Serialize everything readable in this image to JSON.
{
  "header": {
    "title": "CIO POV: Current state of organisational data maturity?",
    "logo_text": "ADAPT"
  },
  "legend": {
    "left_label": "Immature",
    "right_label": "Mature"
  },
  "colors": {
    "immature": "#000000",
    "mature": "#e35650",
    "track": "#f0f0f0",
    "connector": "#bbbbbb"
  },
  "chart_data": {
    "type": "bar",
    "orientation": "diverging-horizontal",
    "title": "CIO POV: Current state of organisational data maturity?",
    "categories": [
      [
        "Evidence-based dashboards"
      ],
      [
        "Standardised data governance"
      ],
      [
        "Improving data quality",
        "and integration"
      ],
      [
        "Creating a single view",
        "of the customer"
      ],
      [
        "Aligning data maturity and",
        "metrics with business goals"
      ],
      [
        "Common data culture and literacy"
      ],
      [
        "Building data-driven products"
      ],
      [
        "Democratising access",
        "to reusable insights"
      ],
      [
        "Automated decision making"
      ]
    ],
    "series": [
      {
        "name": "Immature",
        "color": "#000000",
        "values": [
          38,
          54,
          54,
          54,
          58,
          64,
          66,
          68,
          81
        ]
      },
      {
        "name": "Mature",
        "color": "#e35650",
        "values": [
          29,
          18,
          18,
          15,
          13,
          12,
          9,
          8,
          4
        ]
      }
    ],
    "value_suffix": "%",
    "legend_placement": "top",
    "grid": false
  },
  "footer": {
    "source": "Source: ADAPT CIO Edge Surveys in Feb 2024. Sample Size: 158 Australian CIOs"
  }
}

__The problem__.
Repeat the listing in full, keeping every line exactly as it is.

__Completed task__.
Serialize everything readable in this image to JSON.
{
  "header": {
    "title": "CIO POV: Current state of organisational data maturity?",
    "logo_text": "ADAPT"
  },
  "legend": {
    "left_label": "Immature",
    "right_label": "Mature"
  },
  "colors": {
    "immature": "#000000",
    "mature": "#e35650",
    "track": "#f0f0f0",
    "connector": "#bbbbbb"
  },
  "chart_data": {
    "type": "bar",
    "orientation": "diverging-horizontal",
    "title": "CIO POV: Current state of organisational data maturity?",
    "categories": [
      [
        "Evidence-based dashboards"
      ],
      [
        "Standardised data governance"
      ],
      [
        "Improving data quality",
        "and integration"
      ],
      [
        "Creating a single view",
        "of the customer"
      ],
      [
        "Aligning data maturity and",
        "metrics with business goals"
      ],
      [
        "Common data culture and literacy"
      ],
      [
        "Building data-driven products"
      ],
      [
        "Democratising access",
        "to reusable insights"
      ],
      [
        "Automated decision making"
      ]
    ],
    "series": [
      {
        "name": "Immature",
        "color": "#000000",
        "values": [
          38,
          54,
          54,
          54,
          58,
          64,
          66,
          68,
          81
        ]
      },
      {
        "name": "Mature",
        "color": "#e35650",
        "values": [
          29,
          18,
          18,
          15,
          13,
          12,
          9,
          8,
          4
        ]
      }
    ],
    "value_suffix": "%",
    "legend_placement": "top",
    "grid": false
  },
  "footer": {
    "source": "Source: ADAPT CIO Edge Surveys in Feb 2024. Sample Size: 158 Australian CIOs"
  }
}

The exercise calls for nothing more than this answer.